▶ What is needed
Please output the lines shown below exactly as they appear.

Extracted data entries:
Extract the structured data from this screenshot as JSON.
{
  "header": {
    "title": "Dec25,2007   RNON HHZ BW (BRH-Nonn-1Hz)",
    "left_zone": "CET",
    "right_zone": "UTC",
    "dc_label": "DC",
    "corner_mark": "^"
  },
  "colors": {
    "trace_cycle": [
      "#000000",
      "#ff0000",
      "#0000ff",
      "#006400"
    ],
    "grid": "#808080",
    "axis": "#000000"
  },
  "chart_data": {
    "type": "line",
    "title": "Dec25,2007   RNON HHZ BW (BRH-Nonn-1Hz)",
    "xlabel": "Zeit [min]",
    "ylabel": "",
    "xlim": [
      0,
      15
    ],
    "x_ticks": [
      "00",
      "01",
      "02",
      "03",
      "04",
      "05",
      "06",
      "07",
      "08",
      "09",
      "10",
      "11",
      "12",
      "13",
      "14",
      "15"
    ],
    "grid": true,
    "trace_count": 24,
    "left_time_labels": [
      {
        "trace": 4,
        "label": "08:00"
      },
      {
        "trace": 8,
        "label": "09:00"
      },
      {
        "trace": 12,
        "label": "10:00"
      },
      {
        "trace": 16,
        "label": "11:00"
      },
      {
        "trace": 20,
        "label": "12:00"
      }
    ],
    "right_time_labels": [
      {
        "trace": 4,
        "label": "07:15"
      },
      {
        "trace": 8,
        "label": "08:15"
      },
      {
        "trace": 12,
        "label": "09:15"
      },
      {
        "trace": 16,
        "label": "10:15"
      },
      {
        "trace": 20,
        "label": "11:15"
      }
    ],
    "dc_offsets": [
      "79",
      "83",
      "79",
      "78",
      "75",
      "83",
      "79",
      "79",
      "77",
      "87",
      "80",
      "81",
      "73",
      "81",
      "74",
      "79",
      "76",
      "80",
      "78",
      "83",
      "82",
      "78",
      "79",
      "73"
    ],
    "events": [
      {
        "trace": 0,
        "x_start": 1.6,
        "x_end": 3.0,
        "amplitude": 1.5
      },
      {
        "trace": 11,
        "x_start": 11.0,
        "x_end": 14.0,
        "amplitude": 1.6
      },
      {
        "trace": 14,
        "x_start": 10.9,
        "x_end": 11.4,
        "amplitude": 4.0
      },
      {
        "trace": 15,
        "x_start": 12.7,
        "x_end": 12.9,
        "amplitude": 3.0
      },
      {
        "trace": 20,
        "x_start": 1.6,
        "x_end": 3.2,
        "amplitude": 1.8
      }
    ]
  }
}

▶ Written solution
Extract the structured data from this screenshot as JSON.
{
  "header": {
    "title": "Dec25,2007   RNON HHZ BW (BRH-Nonn-1Hz)",
    "left_zone": "CET",
    "right_zone": "UTC",
    "dc_label": "DC",
    "corner_mark": "^"
  },
  "colors": {
    "trace_cycle": [
      "#000000",
      "#ff0000",
      "#0000ff",
      "#006400"
    ],
    "grid": "#808080",
    "axis": "#000000"
  },
  "chart_data": {
    "type": "line",
    "title": "Dec25,2007   RNON HHZ BW (BRH-Nonn-1Hz)",
    "xlabel": "Zeit [min]",
    "ylabel": "",
    "xlim": [
      0,
      15
    ],
    "x_ticks": [
      "00",
      "01",
      "02",
      "03",
      "04",
      "05",
      "06",
      "07",
      "08",
      "09",
      "10",
      "11",
      "12",
      "13",
      "14",
      "15"
    ],
    "grid": true,
    "trace_count": 24,
    "left_time_labels": [
      {
        "trace": 4,
        "label": "08:00"
      },
      {
        "trace": 8,
        "label": "09:00"
      },
      {
        "trace": 12,
        "label": "10:00"
      },
      {
        "trace": 16,
        "label": "11:00"
      },
      {
        "trace": 20,
        "label": "12:00"
      }
    ],
    "right_time_labels": [
      {
        "trace": 4,
        "label": "07:15"
      },
      {
        "trace": 8,
        "label": "08:15"
      },
      {
        "trace": 12,
        "label": "09:15"
      },
      {
        "trace": 16,
        "label": "10:15"
      },
      {
        "trace": 20,
        "label": "11:15"
      }
    ],
    "dc_offsets": [
      "79",
      "83",
      "79",
      "78",
      "75",
      "83",
      "79",
      "79",
      "77",
      "87",
      "80",
      "81",
      "73",
      "81",
      "74",
      "79",
      "76",
      "80",
      "78",
      "83",
      "82",
      "78",
      "79",
      "73"
    ],
    "events": [
      {
        "trace": 0,
        "x_start": 1.6,
        "x_end": 3.0,
        "amplitude": 1.5
      },
      {
        "trace": 11,
        "x_start": 11.0,
        "x_end": 14.0,
        "amplitude": 1.6
      },
      {
        "trace": 14,
        "x_start": 10.9,
        "x_end": 11.4,
        "amplitude": 4.0
      },
      {
        "trace": 15,
        "x_start": 12.7,
        "x_end": 12.9,
        "amplitude": 3.0
      },
      {
        "trace": 20,
        "x_start": 1.6,
        "x_end": 3.2,
        "amplitude": 1.8
      }
    ]
  }
}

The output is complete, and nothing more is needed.